[Chart and figure data]
[Start]

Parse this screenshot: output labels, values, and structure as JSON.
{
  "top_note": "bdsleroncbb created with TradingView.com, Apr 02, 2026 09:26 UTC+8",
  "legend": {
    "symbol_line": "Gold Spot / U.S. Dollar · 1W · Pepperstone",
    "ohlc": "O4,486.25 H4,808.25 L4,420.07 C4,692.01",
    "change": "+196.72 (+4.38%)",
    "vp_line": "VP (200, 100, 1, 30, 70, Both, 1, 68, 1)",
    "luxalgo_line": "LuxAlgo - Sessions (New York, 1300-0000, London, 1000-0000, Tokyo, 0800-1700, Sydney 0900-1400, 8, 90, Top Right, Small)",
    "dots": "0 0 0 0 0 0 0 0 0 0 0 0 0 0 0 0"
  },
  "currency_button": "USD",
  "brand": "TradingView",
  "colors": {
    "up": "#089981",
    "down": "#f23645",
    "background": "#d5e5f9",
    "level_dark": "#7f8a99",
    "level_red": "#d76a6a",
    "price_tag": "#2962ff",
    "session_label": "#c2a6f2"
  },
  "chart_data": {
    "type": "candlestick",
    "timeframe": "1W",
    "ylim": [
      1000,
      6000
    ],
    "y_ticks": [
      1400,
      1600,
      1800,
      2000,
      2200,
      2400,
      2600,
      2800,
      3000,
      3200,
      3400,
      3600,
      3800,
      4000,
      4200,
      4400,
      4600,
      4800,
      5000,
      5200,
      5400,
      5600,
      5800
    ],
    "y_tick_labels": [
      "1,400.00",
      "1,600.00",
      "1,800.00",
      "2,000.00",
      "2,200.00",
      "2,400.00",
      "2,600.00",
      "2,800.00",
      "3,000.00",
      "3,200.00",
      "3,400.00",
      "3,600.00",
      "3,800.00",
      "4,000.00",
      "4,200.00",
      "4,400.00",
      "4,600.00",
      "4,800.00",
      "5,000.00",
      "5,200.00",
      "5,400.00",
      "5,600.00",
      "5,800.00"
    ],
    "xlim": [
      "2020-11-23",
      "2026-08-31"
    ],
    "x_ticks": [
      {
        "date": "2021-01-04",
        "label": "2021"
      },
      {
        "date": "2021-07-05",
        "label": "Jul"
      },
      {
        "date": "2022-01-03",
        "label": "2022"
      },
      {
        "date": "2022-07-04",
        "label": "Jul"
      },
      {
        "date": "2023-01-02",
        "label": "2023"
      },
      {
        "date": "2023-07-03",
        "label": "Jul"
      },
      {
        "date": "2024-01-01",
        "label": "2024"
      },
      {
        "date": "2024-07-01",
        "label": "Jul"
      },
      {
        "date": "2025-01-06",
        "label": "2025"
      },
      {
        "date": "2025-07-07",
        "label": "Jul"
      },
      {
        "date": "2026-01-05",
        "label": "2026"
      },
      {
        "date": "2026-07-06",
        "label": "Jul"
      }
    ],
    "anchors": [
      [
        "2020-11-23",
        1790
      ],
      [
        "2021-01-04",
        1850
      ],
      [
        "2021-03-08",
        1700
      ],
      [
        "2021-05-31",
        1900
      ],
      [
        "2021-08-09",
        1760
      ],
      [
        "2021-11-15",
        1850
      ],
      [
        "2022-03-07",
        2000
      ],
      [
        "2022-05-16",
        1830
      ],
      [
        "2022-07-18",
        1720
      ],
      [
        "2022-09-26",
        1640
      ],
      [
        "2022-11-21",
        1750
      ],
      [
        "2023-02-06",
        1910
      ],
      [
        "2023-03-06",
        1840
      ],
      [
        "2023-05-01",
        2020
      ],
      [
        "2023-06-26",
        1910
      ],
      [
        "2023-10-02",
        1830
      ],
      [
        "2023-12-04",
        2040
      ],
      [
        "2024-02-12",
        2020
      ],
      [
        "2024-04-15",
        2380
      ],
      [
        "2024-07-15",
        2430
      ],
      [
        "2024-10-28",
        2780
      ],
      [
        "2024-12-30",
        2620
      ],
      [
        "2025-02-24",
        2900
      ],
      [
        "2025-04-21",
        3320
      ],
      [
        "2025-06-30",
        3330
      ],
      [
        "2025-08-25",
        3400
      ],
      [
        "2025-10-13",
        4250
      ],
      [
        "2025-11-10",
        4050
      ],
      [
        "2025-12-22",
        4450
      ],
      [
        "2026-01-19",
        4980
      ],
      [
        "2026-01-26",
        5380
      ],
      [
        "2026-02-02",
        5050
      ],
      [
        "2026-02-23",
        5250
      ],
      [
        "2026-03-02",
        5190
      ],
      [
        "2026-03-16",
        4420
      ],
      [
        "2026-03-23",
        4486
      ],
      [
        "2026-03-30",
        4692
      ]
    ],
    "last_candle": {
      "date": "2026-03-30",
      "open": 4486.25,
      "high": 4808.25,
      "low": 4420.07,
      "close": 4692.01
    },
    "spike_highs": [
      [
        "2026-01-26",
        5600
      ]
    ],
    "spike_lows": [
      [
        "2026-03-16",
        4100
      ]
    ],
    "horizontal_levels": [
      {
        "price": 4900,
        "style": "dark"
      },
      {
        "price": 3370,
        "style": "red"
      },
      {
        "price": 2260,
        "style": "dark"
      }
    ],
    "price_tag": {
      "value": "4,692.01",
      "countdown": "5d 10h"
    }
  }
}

[End]

Task details: Copy out every line of the listing that contains the string "TradingView".

Response to the exercise:
  "top_note": "bdsleroncbb created with TradingView.com, Apr 02, 2026 09:26 UTC+8",
  "brand": "TradingView",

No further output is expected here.